_Written request:_
The records that follow must be repeated verbatim, every one of them.

_Data provided:_
━━━━━━━━━━
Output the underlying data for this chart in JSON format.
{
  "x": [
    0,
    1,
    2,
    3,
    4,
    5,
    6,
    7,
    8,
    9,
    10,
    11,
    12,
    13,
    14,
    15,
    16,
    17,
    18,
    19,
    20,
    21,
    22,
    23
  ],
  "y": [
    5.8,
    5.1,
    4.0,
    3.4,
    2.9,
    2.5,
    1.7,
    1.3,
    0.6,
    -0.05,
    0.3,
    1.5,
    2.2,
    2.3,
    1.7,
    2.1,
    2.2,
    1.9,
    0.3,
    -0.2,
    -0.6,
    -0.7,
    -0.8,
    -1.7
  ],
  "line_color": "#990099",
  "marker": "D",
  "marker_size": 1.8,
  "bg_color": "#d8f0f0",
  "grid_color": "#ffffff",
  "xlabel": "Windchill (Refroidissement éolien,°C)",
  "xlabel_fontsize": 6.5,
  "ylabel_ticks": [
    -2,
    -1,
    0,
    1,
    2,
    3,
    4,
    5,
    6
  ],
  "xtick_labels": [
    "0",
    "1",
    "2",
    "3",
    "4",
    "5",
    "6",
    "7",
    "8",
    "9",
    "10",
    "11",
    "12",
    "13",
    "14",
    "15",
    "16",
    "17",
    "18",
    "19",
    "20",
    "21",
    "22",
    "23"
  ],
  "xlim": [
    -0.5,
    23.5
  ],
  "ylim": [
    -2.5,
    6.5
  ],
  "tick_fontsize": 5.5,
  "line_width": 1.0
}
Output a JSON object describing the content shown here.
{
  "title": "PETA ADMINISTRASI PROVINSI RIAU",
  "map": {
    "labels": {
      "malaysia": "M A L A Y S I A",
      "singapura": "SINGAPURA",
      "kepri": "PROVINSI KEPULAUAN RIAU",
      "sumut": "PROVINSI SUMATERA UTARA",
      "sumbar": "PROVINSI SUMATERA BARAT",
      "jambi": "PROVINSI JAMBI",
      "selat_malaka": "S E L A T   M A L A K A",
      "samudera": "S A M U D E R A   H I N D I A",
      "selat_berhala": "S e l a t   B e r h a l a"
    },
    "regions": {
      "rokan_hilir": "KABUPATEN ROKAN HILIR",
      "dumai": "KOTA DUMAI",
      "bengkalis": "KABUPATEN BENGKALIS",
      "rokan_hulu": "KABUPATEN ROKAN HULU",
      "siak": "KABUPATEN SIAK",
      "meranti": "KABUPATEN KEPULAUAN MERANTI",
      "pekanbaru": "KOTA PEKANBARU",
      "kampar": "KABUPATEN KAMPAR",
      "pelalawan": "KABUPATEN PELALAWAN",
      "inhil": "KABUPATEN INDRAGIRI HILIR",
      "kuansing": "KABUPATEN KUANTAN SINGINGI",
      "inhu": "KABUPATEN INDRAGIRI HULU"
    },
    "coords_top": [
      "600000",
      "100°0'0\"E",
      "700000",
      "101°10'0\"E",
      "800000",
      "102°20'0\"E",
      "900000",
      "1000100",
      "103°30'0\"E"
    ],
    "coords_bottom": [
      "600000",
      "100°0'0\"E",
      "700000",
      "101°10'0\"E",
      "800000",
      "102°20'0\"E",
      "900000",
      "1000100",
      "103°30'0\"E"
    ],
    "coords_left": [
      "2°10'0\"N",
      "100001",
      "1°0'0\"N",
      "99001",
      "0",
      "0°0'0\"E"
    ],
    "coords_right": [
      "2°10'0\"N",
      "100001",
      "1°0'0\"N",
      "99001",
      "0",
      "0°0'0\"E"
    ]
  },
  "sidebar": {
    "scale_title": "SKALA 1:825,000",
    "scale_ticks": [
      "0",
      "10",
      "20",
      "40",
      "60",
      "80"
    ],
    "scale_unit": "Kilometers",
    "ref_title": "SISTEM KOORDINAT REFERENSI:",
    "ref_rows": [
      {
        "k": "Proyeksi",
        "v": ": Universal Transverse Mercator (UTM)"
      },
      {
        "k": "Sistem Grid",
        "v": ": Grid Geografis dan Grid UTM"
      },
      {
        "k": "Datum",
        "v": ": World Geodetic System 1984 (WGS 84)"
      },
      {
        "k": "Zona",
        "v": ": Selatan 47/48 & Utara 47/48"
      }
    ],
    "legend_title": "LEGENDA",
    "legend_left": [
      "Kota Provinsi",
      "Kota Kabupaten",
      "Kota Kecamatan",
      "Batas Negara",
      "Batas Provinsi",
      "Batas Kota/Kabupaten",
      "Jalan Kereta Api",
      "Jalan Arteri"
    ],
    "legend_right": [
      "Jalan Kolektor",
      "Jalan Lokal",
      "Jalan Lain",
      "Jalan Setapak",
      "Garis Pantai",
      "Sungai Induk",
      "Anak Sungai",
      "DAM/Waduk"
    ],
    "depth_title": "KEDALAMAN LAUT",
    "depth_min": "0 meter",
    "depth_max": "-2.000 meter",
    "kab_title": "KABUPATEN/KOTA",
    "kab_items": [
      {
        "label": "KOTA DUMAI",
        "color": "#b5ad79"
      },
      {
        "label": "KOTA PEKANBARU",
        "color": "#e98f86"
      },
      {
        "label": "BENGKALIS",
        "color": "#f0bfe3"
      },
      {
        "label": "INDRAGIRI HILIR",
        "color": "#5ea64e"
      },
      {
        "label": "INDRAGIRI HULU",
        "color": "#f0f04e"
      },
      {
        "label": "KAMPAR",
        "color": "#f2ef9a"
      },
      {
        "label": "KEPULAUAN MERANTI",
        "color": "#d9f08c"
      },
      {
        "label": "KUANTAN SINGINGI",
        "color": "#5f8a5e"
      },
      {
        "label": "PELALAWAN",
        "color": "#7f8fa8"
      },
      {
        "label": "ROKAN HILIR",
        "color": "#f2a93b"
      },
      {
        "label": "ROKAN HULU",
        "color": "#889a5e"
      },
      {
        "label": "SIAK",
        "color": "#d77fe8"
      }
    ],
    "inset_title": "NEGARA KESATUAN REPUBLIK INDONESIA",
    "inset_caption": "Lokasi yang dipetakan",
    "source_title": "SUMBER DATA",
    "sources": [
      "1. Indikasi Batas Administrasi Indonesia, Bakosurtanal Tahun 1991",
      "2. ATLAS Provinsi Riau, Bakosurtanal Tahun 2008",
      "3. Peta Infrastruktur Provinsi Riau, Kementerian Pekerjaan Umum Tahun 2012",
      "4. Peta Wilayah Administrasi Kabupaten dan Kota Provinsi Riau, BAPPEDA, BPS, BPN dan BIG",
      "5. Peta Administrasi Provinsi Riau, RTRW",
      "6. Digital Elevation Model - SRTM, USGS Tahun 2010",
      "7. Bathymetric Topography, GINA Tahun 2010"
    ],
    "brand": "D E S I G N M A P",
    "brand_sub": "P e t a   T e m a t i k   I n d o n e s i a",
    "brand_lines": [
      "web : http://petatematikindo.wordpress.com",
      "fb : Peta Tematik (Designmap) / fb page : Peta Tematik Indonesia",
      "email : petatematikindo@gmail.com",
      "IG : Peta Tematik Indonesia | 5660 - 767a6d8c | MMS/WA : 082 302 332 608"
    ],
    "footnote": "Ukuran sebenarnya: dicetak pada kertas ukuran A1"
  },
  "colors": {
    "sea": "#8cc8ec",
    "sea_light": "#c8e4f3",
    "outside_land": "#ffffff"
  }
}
━━━━━━━━━━
_Full output:_
Output the underlying data for this chart in JSON format.
{
  "x": [
    0,
    1,
    2,
    3,
    4,
    5,
    6,
    7,
    8,
    9,
    10,
    11,
    12,
    13,
    14,
    15,
    16,
    17,
    18,
    19,
    20,
    21,
    22,
    23
  ],
  "y": [
    5.8,
    5.1,
    4.0,
    3.4,
    2.9,
    2.5,
    1.7,
    1.3,
    0.6,
    -0.05,
    0.3,
    1.5,
    2.2,
    2.3,
    1.7,
    2.1,
    2.2,
    1.9,
    0.3,
    -0.2,
    -0.6,
    -0.7,
    -0.8,
    -1.7
  ],
  "line_color": "#990099",
  "marker": "D",
  "marker_size": 1.8,
  "bg_color": "#d8f0f0",
  "grid_color": "#ffffff",
  "xlabel": "Windchill (Refroidissement éolien,°C)",
  "xlabel_fontsize": 6.5,
  "ylabel_ticks": [
    -2,
    -1,
    0,
    1,
    2,
    3,
    4,
    5,
    6
  ],
  "xtick_labels": [
    "0",
    "1",
    "2",
    "3",
    "4",
    "5",
    "6",
    "7",
    "8",
    "9",
    "10",
    "11",
    "12",
    "13",
    "14",
    "15",
    "16",
    "17",
    "18",
    "19",
    "20",
    "21",
    "22",
    "23"
  ],
  "xlim": [
    -0.5,
    23.5
  ],
  "ylim": [
    -2.5,
    6.5
  ],
  "tick_fontsize": 5.5,
  "line_width": 1.0
}
Output a JSON object describing the content shown here.
{
  "title": "PETA ADMINISTRASI PROVINSI RIAU",
  "map": {
    "labels": {
      "malaysia": "M A L A Y S I A",
      "singapura": "SINGAPURA",
      "kepri": "PROVINSI KEPULAUAN RIAU",
      "sumut": "PROVINSI SUMATERA UTARA",
      "sumbar": "PROVINSI SUMATERA BARAT",
      "jambi": "PROVINSI JAMBI",
      "selat_malaka": "S E L A T   M A L A K A",
      "samudera": "S A M U D E R A   H I N D I A",
      "selat_berhala": "S e l a t   B e r h a l a"
    },
    "regions": {
      "rokan_hilir": "KABUPATEN ROKAN HILIR",
      "dumai": "KOTA DUMAI",
      "bengkalis": "KABUPATEN BENGKALIS",
      "rokan_hulu": "KABUPATEN ROKAN HULU",
      "siak": "KABUPATEN SIAK",
      "meranti": "KABUPATEN KEPULAUAN MERANTI",
      "pekanbaru": "KOTA PEKANBARU",
      "kampar": "KABUPATEN KAMPAR",
      "pelalawan": "KABUPATEN PELALAWAN",
      "inhil": "KABUPATEN INDRAGIRI HILIR",
      "kuansing": "KABUPATEN KUANTAN SINGINGI",
      "inhu": "KABUPATEN INDRAGIRI HULU"
    },
    "coords_top": [
      "600000",
      "100°0'0\"E",
      "700000",
      "101°10'0\"E",
      "800000",
      "102°20'0\"E",
      "900000",
      "1000100",
      "103°30'0\"E"
    ],
    "coords_bottom": [
      "600000",
      "100°0'0\"E",
      "700000",
      "101°10'0\"E",
      "800000",
      "102°20'0\"E",
      "900000",
      "1000100",
      "103°30'0\"E"
    ],
    "coords_left": [
      "2°10'0\"N",
      "100001",
      "1°0'0\"N",
      "99001",
      "0",
      "0°0'0\"E"
    ],
    "coords_right": [
      "2°10'0\"N",
      "100001",
      "1°0'0\"N",
      "99001",
      "0",
      "0°0'0\"E"
    ]
  },
  "sidebar": {
    "scale_title": "SKALA 1:825,000",
    "scale_ticks": [
      "0",
      "10",
      "20",
      "40",
      "60",
      "80"
    ],
    "scale_unit": "Kilometers",
    "ref_title": "SISTEM KOORDINAT REFERENSI:",
    "ref_rows": [
      {
        "k": "Proyeksi",
        "v": ": Universal Transverse Mercator (UTM)"
      },
      {
        "k": "Sistem Grid",
        "v": ": Grid Geografis dan Grid UTM"
      },
      {
        "k": "Datum",
        "v": ": World Geodetic System 1984 (WGS 84)"
      },
      {
        "k": "Zona",
        "v": ": Selatan 47/48 & Utara 47/48"
      }
    ],
    "legend_title": "LEGENDA",
    "legend_left": [
      "Kota Provinsi",
      "Kota Kabupaten",
      "Kota Kecamatan",
      "Batas Negara",
      "Batas Provinsi",
      "Batas Kota/Kabupaten",
      "Jalan Kereta Api",
      "Jalan Arteri"
    ],
    "legend_right": [
      "Jalan Kolektor",
      "Jalan Lokal",
      "Jalan Lain",
      "Jalan Setapak",
      "Garis Pantai",
      "Sungai Induk",
      "Anak Sungai",
      "DAM/Waduk"
    ],
    "depth_title": "KEDALAMAN LAUT",
    "depth_min": "0 meter",
    "depth_max": "-2.000 meter",
    "kab_title": "KABUPATEN/KOTA",
    "kab_items": [
      {
        "label": "KOTA DUMAI",
        "color": "#b5ad79"
      },
      {
        "label": "KOTA PEKANBARU",
        "color": "#e98f86"
      },
      {
        "label": "BENGKALIS",
        "color": "#f0bfe3"
      },
      {
        "label": "INDRAGIRI HILIR",
        "color": "#5ea64e"
      },
      {
        "label": "INDRAGIRI HULU",
        "color": "#f0f04e"
      },
      {
        "label": "KAMPAR",
        "color": "#f2ef9a"
      },
      {
        "label": "KEPULAUAN MERANTI",
        "color": "#d9f08c"
      },
      {
        "label": "KUANTAN SINGINGI",
        "color": "#5f8a5e"
      },
      {
        "label": "PELALAWAN",
        "color": "#7f8fa8"
      },
      {
        "label": "ROKAN HILIR",
        "color": "#f2a93b"
      },
      {
        "label": "ROKAN HULU",
        "color": "#889a5e"
      },
      {
        "label": "SIAK",
        "color": "#d77fe8"
      }
    ],
    "inset_title": "NEGARA KESATUAN REPUBLIK INDONESIA",
    "inset_caption": "Lokasi yang dipetakan",
    "source_title": "SUMBER DATA",
    "sources": [
      "1. Indikasi Batas Administrasi Indonesia, Bakosurtanal Tahun 1991",
      "2. ATLAS Provinsi Riau, Bakosurtanal Tahun 2008",
      "3. Peta Infrastruktur Provinsi Riau, Kementerian Pekerjaan Umum Tahun 2012",
      "4. Peta Wilayah Administrasi Kabupaten dan Kota Provinsi Riau, BAPPEDA, BPS, BPN dan BIG",
      "5. Peta Administrasi Provinsi Riau, RTRW",
      "6. Digital Elevation Model - SRTM, USGS Tahun 2010",
      "7. Bathymetric Topography, GINA Tahun 2010"
    ],
    "brand": "D E S I G N M A P",
    "brand_sub": "P e t a   T e m a t i k   I n d o n e s i a",
    "brand_lines": [
      "web : http://petatematikindo.wordpress.com",
      "fb : Peta Tematik (Designmap) / fb page : Peta Tematik Indonesia",
      "email : petatematikindo@gmail.com",
      "IG : Peta Tematik Indonesia | 5660 - 767a6d8c | MMS/WA : 082 302 332 608"
    ],
    "footnote": "Ukuran sebenarnya: dicetak pada kertas ukuran A1"
  },
  "colors": {
    "sea": "#8cc8ec",
    "sea_light": "#c8e4f3",
    "outside_land": "#ffffff"
  }
}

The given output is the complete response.